## What is expected
Lines containing the word "activos" are to be counted; state their number and nothing further.

** Start **

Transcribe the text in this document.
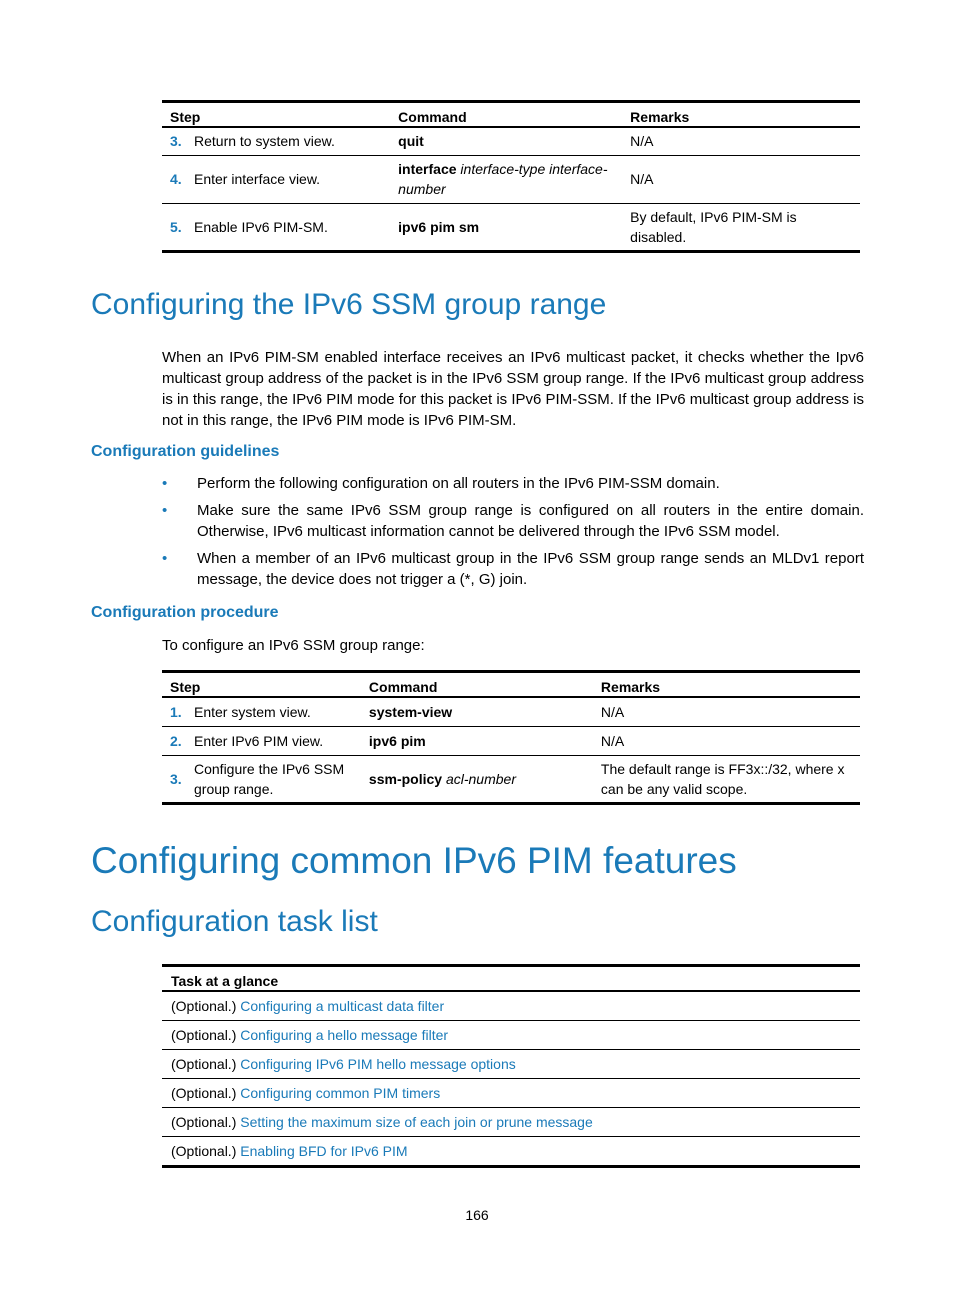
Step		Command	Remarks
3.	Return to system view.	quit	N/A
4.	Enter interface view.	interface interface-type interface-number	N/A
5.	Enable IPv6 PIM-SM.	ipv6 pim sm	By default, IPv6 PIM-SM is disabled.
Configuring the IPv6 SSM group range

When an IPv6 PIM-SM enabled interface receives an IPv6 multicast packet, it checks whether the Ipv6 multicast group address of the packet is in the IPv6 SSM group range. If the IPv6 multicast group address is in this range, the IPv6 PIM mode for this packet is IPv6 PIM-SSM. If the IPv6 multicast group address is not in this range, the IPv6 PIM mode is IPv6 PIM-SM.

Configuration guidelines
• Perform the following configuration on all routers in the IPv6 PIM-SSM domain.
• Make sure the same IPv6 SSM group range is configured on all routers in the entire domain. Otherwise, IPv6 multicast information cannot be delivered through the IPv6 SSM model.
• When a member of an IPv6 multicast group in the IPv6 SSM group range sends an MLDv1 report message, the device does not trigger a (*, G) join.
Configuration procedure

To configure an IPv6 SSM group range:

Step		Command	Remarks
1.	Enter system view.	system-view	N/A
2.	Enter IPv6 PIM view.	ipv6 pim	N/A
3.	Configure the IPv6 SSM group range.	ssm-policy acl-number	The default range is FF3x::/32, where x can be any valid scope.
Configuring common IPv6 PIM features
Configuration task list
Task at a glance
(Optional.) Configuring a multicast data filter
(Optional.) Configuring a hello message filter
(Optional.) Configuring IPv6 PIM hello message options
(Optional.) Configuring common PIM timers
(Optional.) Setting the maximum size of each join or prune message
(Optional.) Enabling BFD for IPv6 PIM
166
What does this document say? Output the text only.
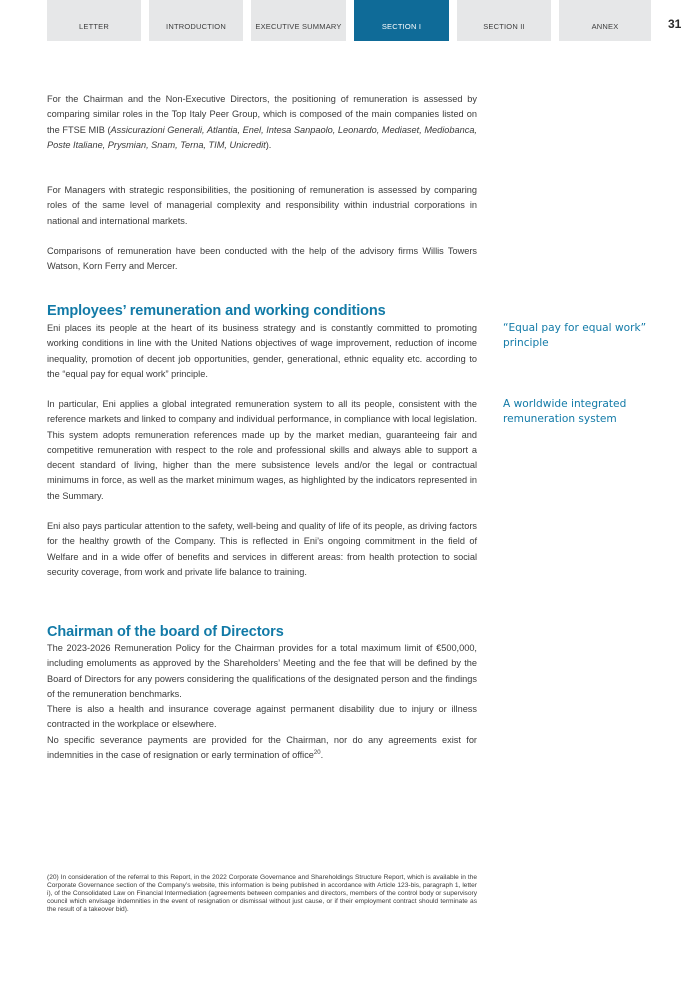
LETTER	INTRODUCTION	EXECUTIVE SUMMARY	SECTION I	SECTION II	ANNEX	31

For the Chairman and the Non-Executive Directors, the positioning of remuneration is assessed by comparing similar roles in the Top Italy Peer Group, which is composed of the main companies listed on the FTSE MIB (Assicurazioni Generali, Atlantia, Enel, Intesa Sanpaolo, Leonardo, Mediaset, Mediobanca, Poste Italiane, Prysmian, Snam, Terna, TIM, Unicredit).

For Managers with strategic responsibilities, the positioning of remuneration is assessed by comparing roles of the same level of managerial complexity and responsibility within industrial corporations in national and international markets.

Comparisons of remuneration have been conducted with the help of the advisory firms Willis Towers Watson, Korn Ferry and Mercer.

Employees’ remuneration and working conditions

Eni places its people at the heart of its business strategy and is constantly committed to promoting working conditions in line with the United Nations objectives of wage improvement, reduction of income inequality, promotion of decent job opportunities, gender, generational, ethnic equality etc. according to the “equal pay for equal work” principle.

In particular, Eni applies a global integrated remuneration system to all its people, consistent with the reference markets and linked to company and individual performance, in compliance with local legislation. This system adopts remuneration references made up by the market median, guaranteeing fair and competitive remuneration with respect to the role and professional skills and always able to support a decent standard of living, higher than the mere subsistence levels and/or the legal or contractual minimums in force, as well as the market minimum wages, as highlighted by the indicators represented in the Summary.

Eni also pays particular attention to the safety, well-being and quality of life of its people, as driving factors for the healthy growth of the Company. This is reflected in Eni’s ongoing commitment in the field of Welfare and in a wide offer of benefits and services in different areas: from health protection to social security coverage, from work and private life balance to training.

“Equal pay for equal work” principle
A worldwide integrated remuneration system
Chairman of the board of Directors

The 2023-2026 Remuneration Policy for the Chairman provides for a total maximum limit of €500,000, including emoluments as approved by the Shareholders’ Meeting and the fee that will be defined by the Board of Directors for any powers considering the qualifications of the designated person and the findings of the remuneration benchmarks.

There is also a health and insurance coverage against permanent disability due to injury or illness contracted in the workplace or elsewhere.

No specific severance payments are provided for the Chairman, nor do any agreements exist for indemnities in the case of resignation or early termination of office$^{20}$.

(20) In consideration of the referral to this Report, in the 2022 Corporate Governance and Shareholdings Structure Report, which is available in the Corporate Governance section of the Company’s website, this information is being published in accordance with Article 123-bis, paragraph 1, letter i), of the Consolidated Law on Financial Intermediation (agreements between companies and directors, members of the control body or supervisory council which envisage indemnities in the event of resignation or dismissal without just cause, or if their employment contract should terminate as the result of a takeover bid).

** End **
** Start **

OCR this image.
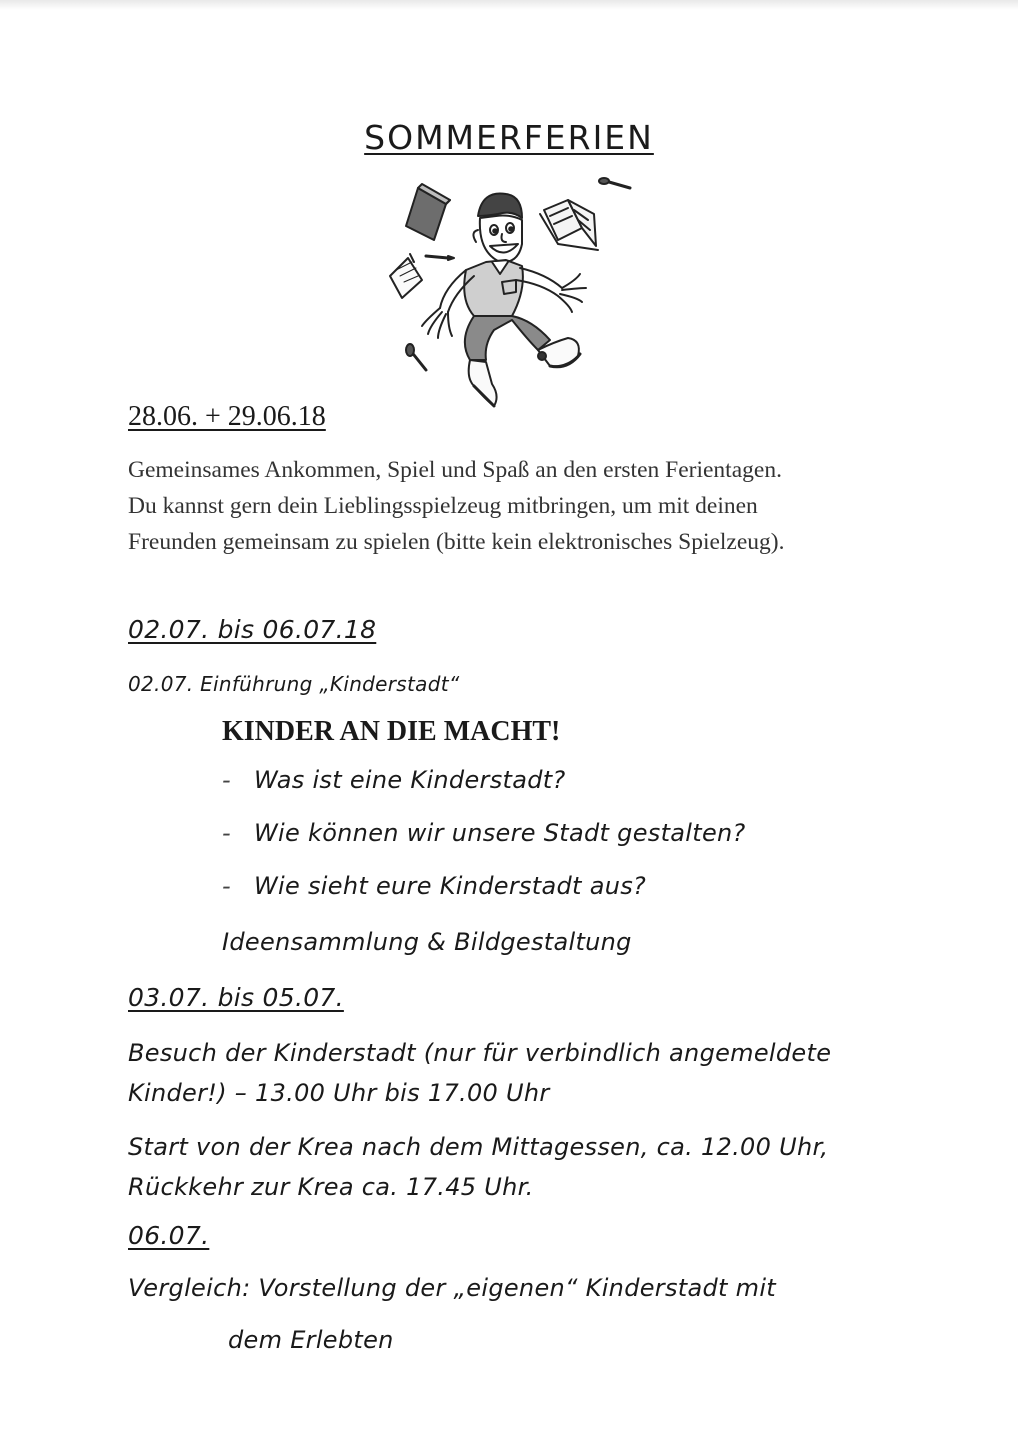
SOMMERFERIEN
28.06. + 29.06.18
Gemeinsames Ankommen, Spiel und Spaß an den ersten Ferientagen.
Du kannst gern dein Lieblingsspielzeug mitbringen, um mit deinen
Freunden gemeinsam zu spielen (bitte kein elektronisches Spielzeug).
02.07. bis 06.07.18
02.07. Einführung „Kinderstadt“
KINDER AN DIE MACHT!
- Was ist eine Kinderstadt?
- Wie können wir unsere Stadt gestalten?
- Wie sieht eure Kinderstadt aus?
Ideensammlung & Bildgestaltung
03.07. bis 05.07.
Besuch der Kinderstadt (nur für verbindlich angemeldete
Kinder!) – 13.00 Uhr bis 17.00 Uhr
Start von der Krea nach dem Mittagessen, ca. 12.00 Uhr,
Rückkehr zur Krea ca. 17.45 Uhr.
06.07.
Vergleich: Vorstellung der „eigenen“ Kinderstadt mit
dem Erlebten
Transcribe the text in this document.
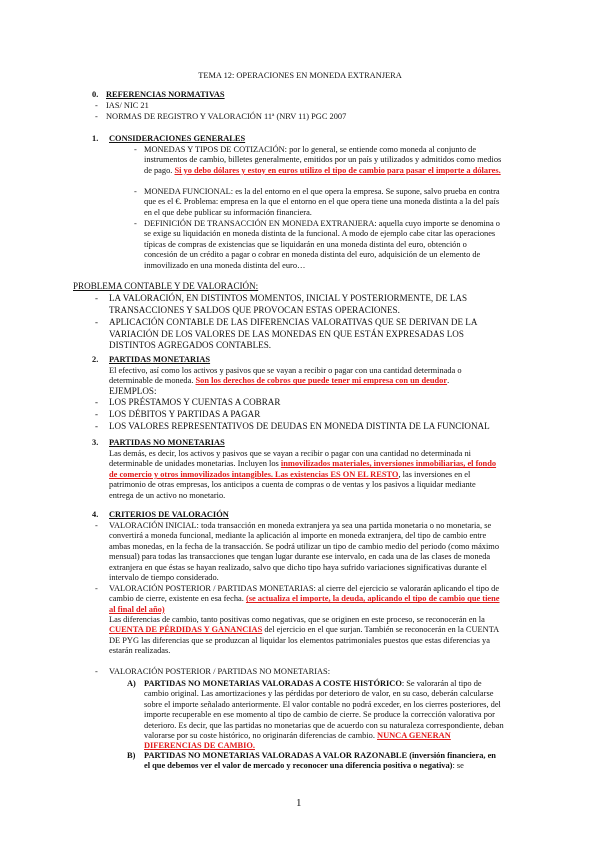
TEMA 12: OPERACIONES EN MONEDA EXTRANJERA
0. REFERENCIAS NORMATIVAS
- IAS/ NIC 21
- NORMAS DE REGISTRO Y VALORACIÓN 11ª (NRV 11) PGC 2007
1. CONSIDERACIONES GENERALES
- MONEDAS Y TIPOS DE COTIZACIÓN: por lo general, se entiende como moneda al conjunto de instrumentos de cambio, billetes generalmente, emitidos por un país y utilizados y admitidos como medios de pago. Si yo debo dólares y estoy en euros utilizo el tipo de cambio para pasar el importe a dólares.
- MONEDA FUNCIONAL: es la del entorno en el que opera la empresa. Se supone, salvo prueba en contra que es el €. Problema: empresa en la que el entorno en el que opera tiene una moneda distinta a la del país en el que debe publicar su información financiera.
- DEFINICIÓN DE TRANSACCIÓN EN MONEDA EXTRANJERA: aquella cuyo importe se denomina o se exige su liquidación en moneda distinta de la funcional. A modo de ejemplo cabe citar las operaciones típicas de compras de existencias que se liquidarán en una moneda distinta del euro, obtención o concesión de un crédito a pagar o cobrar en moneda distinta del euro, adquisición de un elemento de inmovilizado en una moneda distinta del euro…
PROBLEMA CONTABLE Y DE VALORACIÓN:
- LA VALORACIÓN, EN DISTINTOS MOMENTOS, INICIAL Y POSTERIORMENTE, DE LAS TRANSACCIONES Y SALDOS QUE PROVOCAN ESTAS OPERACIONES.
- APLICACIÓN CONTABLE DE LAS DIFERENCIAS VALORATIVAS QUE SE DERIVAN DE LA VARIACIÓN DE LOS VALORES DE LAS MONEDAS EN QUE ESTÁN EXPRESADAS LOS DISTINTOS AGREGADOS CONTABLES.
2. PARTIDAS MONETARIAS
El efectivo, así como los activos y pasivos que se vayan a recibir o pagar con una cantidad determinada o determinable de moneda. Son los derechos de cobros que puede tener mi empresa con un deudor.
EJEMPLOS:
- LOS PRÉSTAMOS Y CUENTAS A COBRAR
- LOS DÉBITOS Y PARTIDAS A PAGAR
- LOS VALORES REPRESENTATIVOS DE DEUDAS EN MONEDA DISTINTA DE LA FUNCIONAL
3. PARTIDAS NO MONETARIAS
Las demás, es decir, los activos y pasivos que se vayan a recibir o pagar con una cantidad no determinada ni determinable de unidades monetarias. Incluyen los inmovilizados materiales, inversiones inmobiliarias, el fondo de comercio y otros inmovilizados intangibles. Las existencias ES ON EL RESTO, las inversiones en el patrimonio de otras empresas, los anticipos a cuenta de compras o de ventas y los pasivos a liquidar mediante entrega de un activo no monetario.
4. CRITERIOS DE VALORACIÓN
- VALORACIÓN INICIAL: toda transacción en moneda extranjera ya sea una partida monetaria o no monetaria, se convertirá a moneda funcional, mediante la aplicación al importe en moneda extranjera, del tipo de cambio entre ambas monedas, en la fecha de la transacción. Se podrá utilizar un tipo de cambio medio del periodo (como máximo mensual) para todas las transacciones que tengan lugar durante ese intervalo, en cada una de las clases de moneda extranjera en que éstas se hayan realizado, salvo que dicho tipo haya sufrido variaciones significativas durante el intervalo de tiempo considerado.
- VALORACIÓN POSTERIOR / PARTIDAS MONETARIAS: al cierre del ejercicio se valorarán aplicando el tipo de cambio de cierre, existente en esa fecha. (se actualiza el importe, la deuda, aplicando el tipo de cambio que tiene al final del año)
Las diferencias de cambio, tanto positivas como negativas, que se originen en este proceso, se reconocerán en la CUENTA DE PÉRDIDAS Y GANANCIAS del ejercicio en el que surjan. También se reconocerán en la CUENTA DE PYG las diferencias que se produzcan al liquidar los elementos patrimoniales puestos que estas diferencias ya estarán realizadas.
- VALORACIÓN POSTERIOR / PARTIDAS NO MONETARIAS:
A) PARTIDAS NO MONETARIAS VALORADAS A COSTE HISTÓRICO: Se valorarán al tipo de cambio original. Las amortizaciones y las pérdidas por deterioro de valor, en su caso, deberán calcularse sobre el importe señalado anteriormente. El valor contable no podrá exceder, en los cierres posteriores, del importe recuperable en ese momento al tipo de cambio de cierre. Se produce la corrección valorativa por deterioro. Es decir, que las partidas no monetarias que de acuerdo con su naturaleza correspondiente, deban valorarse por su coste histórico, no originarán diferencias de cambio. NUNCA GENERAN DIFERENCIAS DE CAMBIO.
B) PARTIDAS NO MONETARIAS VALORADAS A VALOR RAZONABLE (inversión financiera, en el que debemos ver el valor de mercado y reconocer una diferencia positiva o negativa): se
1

** End **
** Start **

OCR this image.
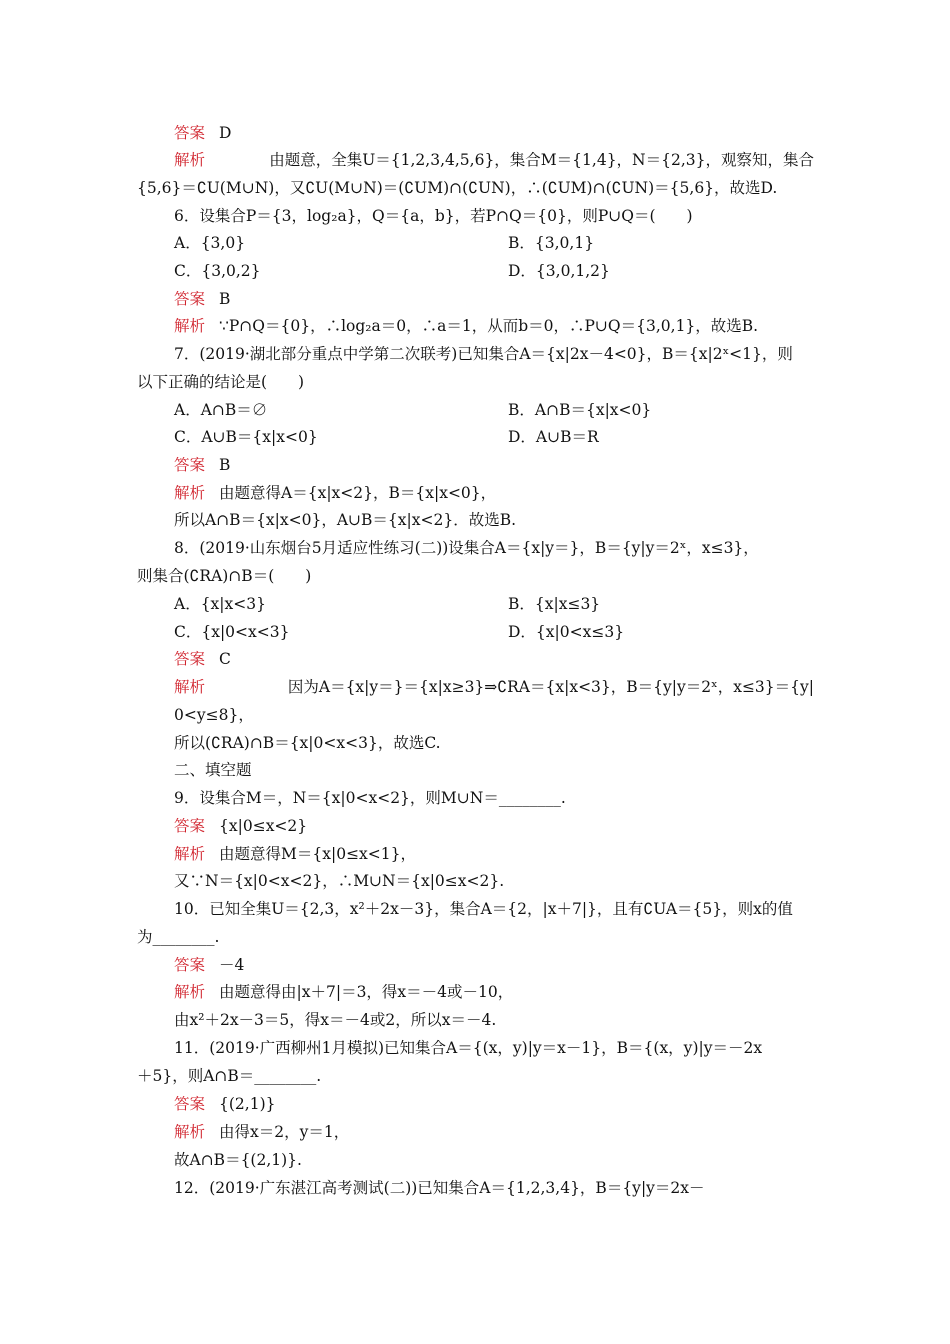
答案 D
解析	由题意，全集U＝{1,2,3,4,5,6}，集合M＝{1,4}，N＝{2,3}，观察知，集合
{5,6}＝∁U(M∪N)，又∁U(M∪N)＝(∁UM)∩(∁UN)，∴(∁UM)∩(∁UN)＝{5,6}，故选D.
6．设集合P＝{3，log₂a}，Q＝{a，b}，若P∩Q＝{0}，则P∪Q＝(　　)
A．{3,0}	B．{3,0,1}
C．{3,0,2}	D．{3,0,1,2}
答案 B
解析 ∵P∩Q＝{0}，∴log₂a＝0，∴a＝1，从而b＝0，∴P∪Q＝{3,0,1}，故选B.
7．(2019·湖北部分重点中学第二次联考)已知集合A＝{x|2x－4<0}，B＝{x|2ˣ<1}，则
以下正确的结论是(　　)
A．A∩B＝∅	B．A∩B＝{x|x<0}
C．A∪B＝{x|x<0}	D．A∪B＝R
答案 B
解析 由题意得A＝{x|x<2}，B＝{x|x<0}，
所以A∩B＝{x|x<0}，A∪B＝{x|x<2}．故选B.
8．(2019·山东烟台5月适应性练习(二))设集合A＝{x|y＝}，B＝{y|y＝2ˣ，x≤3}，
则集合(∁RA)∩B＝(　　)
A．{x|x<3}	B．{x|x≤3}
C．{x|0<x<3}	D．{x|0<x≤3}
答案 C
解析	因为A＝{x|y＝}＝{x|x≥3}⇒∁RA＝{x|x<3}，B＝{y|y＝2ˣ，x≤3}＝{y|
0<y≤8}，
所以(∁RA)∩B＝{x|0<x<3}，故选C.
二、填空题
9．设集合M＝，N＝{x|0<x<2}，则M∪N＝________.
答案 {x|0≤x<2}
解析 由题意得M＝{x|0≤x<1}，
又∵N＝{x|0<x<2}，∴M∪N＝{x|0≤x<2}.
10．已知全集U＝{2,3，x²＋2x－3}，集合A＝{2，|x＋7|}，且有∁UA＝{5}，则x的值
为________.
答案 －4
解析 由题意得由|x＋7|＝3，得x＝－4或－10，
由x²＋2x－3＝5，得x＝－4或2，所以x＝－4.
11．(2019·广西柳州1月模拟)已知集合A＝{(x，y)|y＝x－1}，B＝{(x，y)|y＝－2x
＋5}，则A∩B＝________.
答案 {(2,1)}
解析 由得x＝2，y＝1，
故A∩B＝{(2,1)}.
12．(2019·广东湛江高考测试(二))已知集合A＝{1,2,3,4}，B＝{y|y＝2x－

** End **

## Response
2